Set task> Tally every line featuring "thres", then give that tally alone.
#####
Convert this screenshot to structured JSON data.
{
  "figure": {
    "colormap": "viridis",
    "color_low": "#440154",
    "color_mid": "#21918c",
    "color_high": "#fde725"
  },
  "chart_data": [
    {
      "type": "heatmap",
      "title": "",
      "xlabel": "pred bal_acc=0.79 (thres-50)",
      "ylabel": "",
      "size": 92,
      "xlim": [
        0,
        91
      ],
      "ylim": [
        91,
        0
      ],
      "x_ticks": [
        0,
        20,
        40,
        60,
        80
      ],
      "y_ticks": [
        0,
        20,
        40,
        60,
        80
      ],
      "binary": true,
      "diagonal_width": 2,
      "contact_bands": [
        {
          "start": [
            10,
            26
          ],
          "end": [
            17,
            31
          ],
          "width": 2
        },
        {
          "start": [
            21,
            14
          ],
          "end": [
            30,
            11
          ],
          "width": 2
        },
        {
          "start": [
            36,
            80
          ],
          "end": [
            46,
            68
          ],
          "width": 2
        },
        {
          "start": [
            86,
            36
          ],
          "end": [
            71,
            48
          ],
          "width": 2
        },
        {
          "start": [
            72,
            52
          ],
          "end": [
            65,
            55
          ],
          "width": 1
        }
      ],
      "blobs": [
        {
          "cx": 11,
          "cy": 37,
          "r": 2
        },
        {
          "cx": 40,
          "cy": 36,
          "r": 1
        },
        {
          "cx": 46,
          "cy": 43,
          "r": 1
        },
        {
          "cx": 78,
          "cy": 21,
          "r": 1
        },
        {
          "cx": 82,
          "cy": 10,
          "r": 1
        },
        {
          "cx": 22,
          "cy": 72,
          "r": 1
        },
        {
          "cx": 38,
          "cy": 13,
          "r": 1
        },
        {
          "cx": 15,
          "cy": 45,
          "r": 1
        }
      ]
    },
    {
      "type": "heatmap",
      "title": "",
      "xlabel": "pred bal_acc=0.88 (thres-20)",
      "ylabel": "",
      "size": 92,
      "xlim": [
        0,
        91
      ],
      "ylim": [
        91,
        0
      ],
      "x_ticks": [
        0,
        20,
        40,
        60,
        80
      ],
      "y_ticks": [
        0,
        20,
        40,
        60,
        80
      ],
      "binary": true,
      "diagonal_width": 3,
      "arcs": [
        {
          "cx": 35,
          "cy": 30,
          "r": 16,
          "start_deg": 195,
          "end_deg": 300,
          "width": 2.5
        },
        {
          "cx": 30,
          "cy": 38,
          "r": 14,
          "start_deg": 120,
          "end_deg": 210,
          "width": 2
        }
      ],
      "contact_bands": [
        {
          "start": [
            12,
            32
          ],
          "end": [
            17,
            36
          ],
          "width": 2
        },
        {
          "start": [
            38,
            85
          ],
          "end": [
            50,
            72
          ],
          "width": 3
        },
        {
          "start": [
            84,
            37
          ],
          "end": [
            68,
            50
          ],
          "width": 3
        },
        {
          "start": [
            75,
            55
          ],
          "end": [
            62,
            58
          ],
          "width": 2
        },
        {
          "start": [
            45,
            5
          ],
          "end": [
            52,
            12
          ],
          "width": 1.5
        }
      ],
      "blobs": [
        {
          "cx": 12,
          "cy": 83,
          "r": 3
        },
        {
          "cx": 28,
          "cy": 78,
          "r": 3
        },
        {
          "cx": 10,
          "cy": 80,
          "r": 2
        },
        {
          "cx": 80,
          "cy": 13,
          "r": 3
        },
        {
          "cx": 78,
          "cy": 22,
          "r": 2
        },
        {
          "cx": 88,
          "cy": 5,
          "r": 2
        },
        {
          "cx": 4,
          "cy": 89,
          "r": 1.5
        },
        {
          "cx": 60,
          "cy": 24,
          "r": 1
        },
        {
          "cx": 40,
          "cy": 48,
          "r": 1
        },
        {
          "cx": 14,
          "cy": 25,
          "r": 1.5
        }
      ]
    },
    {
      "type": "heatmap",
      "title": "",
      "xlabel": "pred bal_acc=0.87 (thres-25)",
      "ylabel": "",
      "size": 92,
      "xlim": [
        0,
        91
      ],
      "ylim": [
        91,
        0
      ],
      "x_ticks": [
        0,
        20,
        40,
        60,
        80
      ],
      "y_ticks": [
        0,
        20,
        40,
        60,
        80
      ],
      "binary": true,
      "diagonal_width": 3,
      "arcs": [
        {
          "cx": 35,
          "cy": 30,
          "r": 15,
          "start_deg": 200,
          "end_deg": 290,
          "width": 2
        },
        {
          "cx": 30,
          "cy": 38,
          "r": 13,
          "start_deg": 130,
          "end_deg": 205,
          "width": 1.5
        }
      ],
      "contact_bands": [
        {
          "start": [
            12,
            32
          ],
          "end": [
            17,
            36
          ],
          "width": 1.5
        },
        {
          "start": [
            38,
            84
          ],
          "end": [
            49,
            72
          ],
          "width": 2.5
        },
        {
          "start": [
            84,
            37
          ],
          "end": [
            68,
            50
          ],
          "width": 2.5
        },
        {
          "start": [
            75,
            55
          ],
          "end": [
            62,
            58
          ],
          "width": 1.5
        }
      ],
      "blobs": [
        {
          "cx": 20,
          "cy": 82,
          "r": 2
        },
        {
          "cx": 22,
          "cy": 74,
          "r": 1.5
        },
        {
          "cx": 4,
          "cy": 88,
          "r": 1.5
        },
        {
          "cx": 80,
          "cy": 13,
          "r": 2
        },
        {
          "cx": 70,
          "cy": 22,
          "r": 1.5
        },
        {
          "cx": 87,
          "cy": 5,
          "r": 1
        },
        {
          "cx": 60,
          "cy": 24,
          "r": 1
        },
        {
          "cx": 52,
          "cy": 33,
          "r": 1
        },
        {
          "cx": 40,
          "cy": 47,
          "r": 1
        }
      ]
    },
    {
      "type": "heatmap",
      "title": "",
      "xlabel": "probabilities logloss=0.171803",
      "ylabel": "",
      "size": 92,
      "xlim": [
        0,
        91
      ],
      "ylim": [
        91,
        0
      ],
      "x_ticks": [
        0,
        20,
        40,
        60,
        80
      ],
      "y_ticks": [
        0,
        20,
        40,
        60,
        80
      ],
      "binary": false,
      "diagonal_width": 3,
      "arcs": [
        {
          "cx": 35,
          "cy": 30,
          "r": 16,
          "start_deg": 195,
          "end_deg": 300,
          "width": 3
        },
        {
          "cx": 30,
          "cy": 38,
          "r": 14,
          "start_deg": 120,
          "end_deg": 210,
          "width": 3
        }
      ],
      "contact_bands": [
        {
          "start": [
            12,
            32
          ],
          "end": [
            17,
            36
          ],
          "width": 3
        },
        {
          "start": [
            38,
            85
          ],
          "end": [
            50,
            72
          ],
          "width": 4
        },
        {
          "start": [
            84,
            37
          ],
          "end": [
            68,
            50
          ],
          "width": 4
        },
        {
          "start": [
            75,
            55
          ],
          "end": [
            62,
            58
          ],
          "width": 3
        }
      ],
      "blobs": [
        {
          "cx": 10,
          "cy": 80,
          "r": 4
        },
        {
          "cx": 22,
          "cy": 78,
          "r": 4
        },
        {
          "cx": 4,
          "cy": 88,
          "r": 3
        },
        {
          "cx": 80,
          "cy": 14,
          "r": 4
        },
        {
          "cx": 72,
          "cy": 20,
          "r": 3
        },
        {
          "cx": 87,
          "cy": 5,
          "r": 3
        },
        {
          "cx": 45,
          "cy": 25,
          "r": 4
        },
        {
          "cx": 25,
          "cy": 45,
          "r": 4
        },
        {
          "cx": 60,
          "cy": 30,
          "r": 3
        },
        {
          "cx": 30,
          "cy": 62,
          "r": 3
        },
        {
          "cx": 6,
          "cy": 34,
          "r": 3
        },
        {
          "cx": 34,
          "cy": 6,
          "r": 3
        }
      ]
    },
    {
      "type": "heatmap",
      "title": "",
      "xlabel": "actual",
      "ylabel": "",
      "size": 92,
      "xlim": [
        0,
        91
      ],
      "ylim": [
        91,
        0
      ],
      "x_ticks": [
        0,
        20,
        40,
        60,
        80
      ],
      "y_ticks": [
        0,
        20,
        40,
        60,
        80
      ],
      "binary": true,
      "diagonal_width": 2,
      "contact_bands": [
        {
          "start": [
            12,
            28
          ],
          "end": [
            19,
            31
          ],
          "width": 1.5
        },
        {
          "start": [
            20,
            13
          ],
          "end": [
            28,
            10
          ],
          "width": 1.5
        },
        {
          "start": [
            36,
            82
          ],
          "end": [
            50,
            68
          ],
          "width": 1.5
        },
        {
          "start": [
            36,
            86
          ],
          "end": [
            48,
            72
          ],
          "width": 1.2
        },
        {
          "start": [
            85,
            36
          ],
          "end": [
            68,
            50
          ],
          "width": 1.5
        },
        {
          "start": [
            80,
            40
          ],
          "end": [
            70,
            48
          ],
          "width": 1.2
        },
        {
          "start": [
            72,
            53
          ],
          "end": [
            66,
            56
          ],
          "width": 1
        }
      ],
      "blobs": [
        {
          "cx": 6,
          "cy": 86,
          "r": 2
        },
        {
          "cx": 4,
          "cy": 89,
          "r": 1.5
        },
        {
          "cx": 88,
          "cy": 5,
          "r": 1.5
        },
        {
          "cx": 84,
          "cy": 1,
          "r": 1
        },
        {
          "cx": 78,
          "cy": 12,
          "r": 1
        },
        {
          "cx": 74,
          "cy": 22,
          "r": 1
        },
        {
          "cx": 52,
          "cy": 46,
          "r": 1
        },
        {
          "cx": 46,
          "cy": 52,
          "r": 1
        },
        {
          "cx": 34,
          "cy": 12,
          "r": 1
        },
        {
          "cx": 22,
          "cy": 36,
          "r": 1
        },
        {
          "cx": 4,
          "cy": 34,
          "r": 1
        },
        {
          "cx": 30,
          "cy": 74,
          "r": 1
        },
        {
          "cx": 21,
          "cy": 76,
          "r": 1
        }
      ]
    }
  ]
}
#####
Solution> 3